### TASK BRIEF
Please retype the material from its first line through the line containing "635, 433, 653]", keeping every character unchanged.

Layout dataset entries:
== == ==

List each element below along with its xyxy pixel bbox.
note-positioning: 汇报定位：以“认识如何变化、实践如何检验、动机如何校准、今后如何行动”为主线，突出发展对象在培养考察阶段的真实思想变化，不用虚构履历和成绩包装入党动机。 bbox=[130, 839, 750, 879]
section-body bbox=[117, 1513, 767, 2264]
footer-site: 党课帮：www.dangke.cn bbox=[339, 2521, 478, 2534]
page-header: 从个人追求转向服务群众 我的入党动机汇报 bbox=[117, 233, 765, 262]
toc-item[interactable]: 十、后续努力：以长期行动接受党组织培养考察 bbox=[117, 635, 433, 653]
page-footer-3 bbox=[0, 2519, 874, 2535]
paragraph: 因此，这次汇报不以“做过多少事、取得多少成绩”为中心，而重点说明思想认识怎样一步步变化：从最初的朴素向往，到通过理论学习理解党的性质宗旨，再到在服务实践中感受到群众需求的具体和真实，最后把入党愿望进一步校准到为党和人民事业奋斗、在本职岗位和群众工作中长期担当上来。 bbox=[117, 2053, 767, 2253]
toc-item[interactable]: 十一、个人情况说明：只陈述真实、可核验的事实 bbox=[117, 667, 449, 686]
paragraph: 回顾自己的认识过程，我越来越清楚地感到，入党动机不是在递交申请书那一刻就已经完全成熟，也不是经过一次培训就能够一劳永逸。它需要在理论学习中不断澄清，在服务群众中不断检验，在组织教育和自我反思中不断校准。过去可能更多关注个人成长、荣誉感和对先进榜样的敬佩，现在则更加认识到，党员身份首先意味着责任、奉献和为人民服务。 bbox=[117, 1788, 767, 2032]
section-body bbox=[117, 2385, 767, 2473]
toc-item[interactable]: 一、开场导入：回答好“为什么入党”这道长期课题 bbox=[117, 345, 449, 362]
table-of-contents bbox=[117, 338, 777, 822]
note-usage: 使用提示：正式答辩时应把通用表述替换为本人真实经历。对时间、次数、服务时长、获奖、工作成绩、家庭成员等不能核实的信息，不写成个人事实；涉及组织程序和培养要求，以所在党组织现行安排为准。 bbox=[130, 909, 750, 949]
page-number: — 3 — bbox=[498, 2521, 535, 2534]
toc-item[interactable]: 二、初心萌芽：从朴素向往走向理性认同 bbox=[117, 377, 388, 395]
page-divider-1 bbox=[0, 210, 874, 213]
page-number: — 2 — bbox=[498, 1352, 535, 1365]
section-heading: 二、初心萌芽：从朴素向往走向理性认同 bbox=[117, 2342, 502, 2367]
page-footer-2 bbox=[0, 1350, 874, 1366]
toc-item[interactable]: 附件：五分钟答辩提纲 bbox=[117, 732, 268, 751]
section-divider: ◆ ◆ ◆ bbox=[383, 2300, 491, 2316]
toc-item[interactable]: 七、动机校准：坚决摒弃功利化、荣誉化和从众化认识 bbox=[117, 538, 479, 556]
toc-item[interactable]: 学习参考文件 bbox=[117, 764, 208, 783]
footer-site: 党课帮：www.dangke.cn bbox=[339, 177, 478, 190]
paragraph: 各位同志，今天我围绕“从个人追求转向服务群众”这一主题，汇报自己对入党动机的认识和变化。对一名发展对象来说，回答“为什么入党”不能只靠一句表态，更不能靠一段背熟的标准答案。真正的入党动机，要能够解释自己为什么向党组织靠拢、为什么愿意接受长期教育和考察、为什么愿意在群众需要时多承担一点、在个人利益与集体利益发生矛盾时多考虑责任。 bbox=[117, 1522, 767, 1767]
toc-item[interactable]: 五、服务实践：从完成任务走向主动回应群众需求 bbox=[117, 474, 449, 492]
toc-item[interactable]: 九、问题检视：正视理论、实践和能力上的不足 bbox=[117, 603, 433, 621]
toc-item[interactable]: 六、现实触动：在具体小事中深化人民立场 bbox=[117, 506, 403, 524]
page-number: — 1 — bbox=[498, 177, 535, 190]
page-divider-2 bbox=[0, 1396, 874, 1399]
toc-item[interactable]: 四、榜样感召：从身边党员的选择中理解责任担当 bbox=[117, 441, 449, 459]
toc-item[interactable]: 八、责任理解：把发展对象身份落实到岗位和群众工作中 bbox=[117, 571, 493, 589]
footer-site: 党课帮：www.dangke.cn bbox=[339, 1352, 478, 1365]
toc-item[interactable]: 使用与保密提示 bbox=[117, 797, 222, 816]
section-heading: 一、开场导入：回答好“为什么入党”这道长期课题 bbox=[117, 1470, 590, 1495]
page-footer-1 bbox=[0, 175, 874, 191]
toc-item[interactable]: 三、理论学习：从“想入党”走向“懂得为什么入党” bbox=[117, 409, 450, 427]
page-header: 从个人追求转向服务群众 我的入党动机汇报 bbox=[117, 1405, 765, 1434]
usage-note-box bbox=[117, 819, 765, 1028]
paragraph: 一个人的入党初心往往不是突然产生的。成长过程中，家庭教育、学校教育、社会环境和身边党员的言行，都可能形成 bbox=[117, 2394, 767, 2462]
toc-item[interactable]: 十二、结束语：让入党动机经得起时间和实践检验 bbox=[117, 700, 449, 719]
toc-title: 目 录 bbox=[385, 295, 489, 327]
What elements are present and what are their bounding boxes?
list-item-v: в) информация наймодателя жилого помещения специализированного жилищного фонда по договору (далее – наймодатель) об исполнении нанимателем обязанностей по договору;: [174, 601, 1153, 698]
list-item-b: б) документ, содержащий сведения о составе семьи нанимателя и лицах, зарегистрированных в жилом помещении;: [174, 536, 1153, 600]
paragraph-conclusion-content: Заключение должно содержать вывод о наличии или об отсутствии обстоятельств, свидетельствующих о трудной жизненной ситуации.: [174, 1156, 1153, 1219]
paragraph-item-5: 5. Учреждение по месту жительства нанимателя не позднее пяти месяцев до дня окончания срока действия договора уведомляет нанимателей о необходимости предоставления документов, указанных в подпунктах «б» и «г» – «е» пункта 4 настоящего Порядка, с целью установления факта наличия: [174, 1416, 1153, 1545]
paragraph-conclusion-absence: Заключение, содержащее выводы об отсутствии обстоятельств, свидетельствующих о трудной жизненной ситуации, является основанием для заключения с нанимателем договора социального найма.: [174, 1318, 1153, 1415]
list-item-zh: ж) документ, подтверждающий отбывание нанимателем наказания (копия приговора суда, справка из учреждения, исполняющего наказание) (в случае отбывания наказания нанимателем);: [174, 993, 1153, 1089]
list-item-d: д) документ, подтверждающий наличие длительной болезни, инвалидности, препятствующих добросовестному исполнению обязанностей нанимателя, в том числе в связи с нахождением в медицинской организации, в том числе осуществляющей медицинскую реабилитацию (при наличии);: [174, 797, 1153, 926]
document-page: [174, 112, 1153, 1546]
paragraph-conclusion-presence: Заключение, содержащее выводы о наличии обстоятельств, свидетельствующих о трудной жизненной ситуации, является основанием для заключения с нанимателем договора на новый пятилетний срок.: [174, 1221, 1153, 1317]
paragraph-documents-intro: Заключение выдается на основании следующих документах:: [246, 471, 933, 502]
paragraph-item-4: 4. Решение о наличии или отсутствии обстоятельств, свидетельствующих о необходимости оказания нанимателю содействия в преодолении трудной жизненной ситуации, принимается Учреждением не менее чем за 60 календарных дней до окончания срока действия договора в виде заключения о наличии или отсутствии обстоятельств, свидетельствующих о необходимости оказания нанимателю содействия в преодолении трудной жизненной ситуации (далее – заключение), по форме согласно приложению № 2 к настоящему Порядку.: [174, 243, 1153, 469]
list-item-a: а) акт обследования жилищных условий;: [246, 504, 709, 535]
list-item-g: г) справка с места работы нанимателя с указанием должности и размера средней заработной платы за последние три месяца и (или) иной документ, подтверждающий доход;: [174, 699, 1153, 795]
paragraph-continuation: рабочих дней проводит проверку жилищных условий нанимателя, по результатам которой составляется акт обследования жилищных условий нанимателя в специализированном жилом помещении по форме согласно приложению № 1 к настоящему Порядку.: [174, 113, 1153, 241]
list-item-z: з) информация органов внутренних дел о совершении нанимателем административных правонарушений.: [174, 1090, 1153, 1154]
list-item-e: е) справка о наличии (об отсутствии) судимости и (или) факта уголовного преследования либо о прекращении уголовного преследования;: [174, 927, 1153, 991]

== == ==

### SOLVED EXERCISE
List each element below along with its xyxy pixel bbox.
note-positioning: 汇报定位：以“认识如何变化、实践如何检验、动机如何校准、今后如何行动”为主线，突出发展对象在培养考察阶段的真实思想变化，不用虚构履历和成绩包装入党动机。 bbox=[130, 839, 750, 879]
section-body bbox=[117, 1513, 767, 2264]
footer-site: 党课帮：www.dangke.cn bbox=[339, 2521, 478, 2534]
page-header: 从个人追求转向服务群众 我的入党动机汇报 bbox=[117, 233, 765, 262]
toc-item[interactable]: 十、后续努力：以长期行动接受党组织培养考察 bbox=[117, 635, 433, 653]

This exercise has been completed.